- [Exercise prompt]: Every line containing the word "name" needs to be found and copied.

- [The input]:
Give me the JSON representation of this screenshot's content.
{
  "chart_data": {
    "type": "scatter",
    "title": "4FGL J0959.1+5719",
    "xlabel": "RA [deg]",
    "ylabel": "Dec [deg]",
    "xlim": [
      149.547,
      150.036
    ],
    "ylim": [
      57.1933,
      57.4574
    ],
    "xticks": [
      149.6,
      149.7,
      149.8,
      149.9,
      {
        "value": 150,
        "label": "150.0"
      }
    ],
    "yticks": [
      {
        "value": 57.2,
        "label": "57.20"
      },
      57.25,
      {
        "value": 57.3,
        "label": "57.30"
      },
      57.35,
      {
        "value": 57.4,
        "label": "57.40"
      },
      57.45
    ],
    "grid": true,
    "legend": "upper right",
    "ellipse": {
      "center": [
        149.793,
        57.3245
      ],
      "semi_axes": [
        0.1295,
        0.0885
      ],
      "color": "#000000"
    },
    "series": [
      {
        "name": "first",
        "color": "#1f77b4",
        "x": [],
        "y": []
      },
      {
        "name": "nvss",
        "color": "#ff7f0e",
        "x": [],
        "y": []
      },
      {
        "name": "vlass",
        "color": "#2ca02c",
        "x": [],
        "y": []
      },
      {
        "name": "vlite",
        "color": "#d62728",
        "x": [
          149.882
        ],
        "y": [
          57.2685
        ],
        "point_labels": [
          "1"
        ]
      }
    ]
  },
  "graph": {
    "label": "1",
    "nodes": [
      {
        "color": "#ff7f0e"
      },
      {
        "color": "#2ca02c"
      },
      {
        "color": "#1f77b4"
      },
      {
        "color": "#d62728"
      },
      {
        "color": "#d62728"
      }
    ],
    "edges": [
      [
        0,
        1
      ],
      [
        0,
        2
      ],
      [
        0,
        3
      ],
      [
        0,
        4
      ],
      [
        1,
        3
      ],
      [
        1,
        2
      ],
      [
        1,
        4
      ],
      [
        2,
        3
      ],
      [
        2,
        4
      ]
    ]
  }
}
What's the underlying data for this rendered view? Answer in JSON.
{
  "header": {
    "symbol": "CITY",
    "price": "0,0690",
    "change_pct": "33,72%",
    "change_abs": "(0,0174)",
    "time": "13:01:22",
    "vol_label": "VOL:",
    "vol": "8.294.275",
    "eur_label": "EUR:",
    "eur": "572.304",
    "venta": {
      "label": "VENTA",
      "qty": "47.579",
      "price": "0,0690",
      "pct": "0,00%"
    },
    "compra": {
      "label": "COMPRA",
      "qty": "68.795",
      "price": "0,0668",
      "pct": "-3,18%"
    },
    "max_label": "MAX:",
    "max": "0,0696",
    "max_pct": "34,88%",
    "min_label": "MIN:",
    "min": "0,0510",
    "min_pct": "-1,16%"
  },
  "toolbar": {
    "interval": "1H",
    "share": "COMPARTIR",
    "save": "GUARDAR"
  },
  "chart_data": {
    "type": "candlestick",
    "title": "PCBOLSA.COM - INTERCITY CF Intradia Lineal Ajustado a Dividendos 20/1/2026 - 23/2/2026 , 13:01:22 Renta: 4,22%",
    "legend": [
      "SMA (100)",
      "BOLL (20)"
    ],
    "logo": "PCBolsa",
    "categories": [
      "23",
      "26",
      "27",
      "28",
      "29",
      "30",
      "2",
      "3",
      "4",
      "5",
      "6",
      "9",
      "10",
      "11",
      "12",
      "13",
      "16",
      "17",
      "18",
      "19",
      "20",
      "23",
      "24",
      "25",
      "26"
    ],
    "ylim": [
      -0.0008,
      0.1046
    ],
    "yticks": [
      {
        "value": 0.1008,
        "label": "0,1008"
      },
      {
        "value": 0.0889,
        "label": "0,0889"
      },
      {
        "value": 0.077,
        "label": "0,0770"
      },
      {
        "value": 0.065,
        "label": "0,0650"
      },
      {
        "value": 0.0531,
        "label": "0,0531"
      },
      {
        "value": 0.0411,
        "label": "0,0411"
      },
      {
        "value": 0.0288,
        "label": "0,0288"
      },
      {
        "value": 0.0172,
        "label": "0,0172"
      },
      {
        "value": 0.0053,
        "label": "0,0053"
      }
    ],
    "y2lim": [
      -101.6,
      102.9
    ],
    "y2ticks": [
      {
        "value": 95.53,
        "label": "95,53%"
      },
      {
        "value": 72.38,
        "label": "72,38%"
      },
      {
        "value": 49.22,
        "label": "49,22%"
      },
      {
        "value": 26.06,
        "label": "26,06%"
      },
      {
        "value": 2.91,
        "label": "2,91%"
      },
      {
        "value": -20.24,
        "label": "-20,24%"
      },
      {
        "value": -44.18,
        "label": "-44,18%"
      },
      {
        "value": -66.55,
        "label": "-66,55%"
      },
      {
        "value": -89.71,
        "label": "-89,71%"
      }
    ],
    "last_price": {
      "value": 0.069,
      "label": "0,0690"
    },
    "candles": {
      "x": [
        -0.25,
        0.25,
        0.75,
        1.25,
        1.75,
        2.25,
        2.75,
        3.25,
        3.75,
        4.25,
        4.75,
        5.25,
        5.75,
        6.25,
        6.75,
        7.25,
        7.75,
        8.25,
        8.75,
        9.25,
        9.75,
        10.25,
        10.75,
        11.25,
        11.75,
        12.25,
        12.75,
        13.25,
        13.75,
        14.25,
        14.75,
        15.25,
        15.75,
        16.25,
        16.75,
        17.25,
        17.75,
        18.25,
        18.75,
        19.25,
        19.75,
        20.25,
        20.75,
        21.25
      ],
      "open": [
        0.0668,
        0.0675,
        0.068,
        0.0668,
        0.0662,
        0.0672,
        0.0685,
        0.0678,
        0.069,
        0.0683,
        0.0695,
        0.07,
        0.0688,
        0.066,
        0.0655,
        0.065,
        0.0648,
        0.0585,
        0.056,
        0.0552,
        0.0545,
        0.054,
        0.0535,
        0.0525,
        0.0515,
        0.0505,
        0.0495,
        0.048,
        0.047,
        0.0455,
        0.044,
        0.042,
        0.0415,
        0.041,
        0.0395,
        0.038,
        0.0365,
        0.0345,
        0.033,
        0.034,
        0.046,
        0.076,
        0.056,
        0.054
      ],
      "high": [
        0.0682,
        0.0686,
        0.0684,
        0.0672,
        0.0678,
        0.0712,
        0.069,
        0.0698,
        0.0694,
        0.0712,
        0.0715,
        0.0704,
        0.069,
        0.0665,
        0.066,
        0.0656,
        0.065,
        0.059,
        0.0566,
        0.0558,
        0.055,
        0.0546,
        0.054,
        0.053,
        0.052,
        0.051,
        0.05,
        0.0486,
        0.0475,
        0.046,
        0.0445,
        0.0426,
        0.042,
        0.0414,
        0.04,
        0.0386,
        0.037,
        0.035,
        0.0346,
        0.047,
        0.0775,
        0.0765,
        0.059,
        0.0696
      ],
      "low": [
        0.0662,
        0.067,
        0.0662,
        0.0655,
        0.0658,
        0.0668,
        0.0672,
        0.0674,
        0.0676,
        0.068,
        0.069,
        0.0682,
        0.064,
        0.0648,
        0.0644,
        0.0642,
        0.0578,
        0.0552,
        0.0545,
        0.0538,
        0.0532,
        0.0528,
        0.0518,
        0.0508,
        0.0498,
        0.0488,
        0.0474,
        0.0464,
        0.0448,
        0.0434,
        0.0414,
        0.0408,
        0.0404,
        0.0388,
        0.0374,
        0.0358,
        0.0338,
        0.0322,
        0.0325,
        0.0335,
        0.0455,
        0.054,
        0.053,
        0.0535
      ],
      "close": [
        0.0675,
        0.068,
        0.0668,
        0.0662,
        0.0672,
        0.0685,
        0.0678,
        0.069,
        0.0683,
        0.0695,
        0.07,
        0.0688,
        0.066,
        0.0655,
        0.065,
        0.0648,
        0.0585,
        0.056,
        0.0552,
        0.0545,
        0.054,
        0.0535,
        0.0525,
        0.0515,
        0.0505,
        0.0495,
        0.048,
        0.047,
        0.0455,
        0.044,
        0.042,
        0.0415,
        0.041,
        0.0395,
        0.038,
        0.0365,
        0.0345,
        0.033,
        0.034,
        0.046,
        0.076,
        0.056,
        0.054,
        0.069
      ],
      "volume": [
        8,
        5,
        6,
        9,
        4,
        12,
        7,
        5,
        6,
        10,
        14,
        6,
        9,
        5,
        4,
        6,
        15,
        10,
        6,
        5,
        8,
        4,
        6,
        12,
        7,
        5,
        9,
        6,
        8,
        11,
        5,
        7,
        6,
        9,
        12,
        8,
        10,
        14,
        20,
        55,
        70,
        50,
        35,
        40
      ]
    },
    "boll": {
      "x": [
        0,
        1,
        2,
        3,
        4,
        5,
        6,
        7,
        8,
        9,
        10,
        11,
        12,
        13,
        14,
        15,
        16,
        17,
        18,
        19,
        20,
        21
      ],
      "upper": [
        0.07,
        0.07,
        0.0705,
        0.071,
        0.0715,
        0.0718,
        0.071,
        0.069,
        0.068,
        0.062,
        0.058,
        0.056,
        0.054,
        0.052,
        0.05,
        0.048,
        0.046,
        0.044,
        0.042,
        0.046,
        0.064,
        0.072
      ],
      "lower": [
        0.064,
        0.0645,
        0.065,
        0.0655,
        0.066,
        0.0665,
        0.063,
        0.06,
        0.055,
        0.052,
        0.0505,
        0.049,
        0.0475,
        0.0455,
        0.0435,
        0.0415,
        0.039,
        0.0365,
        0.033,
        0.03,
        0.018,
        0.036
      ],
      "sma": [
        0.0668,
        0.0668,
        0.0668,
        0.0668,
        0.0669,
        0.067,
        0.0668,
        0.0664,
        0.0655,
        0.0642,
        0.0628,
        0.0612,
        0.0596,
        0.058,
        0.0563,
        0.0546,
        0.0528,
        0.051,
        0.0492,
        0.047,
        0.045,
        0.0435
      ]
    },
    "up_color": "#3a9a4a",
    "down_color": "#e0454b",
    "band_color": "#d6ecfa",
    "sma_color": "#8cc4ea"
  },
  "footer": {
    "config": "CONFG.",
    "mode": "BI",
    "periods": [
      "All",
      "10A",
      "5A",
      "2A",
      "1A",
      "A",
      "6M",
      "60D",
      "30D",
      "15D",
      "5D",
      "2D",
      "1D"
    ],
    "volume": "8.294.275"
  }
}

- [Finished answer]:
        "name": "first",
        "name": "nvss",
        "name": "vlass",
        "name": "vlite",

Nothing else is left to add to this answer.